**Task goal**:
Show all lines holding the string "Deposit".

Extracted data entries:
-- START --

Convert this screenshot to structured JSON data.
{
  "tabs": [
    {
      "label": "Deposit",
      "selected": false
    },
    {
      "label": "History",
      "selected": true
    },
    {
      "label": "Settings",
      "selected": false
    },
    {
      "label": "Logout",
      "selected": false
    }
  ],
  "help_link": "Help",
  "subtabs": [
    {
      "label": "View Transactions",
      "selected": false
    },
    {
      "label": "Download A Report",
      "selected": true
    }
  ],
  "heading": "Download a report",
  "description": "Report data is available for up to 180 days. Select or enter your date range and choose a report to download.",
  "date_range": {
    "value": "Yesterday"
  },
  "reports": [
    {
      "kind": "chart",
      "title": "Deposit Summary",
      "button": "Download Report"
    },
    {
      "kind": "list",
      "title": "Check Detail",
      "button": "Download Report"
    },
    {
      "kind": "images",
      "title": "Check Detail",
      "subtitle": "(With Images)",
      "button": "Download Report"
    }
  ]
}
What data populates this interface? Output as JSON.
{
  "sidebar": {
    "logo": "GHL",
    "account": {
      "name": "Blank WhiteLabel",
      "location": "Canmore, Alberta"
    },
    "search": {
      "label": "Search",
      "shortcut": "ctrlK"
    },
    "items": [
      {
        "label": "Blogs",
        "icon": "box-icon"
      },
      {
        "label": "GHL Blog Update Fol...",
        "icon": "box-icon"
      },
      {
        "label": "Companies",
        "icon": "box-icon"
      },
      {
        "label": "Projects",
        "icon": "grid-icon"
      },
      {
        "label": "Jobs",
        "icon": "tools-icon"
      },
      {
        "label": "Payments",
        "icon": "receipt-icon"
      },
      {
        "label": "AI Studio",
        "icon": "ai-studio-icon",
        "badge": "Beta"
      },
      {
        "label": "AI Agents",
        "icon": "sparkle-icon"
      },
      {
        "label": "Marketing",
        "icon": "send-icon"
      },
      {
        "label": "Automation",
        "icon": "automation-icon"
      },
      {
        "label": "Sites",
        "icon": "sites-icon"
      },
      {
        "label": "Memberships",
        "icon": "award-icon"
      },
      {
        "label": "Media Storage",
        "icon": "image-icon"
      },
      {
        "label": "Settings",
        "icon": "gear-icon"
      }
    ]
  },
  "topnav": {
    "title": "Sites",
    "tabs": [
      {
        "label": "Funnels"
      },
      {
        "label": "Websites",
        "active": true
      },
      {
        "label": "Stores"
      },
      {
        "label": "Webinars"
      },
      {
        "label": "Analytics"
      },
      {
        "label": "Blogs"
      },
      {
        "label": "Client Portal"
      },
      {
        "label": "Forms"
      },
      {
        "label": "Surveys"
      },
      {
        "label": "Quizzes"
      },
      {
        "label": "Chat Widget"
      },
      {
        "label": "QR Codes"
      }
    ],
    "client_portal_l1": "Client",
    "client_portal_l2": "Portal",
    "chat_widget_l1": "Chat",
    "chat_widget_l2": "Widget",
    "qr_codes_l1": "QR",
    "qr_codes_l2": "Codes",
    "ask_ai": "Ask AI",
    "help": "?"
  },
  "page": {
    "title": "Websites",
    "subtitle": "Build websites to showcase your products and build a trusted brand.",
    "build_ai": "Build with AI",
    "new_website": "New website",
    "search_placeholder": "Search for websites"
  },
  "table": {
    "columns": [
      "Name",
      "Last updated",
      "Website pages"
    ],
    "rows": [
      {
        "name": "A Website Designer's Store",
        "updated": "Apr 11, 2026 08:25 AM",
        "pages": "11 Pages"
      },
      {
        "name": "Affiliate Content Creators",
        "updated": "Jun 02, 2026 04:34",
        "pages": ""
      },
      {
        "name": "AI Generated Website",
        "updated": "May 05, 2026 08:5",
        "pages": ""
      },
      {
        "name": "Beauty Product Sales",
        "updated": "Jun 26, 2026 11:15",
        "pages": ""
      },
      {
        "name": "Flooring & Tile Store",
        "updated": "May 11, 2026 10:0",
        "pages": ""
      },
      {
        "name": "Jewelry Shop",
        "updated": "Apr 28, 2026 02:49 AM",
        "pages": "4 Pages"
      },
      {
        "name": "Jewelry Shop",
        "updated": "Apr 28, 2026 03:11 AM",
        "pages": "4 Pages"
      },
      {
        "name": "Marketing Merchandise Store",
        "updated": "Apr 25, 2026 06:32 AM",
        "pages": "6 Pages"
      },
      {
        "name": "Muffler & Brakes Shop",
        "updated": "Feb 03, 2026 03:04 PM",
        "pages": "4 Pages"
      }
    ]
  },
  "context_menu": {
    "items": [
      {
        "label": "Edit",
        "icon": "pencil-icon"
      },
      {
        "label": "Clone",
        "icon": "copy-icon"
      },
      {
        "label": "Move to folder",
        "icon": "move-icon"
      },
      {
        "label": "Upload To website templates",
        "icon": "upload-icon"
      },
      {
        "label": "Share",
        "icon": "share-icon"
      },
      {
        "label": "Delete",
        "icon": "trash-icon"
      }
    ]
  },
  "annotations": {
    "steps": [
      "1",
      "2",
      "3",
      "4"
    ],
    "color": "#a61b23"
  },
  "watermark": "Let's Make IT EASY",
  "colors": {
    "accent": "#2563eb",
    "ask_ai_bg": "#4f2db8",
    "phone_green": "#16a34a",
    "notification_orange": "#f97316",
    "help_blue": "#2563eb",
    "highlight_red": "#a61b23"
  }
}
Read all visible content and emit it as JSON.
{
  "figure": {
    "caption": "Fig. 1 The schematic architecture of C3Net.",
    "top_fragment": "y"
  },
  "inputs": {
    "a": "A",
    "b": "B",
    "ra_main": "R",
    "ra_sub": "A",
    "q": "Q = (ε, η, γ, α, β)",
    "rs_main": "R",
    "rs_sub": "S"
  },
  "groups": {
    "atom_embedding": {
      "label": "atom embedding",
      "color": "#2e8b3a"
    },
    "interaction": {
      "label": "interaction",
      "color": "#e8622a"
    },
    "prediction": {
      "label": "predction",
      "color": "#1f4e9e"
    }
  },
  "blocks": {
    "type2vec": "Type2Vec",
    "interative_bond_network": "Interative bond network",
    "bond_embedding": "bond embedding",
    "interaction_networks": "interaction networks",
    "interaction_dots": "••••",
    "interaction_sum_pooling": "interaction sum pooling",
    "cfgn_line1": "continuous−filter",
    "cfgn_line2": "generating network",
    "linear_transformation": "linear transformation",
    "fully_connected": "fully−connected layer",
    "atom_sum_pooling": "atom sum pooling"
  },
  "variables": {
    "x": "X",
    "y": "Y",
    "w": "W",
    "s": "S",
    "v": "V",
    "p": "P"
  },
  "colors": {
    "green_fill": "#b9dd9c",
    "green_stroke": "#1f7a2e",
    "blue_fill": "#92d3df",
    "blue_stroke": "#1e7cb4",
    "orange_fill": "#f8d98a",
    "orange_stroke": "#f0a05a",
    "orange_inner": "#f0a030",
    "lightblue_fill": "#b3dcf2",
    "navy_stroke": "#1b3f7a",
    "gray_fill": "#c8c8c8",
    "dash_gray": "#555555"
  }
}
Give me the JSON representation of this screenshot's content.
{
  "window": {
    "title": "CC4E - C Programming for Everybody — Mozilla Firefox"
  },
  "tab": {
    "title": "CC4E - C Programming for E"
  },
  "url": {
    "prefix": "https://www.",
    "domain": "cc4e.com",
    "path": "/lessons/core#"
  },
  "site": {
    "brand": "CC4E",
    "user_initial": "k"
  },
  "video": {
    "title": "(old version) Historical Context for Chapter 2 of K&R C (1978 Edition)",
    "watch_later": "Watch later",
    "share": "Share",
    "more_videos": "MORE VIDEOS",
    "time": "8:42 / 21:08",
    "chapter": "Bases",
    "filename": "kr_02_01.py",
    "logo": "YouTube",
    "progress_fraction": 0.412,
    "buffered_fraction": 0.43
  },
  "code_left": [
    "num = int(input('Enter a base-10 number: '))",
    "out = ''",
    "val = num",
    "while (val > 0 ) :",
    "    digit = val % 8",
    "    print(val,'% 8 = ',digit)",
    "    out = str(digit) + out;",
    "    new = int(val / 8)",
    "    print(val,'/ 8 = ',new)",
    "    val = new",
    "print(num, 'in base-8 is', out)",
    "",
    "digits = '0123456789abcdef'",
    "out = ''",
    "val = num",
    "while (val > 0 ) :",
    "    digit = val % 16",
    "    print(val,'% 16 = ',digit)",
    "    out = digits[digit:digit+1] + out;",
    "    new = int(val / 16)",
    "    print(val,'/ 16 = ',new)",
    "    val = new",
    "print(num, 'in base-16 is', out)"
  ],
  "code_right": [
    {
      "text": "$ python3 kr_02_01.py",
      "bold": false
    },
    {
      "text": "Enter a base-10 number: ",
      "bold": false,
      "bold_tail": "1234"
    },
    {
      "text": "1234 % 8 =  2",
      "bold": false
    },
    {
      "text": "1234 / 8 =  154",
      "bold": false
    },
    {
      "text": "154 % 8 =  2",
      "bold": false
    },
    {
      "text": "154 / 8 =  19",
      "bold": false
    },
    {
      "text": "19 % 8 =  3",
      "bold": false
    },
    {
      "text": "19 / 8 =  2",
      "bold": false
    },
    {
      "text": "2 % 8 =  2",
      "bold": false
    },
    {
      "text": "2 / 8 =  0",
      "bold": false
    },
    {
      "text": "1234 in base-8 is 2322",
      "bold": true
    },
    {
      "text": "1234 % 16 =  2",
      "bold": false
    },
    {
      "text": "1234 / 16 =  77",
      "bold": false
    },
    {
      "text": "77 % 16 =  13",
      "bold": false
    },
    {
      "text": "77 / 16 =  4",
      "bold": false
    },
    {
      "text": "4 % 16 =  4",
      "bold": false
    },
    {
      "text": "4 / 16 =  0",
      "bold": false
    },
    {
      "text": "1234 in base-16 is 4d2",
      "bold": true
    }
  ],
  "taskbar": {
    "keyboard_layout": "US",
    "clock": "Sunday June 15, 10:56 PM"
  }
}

-- END --

**Problem solution**:
      "label": "Deposit",
      "title": "Deposit Summary",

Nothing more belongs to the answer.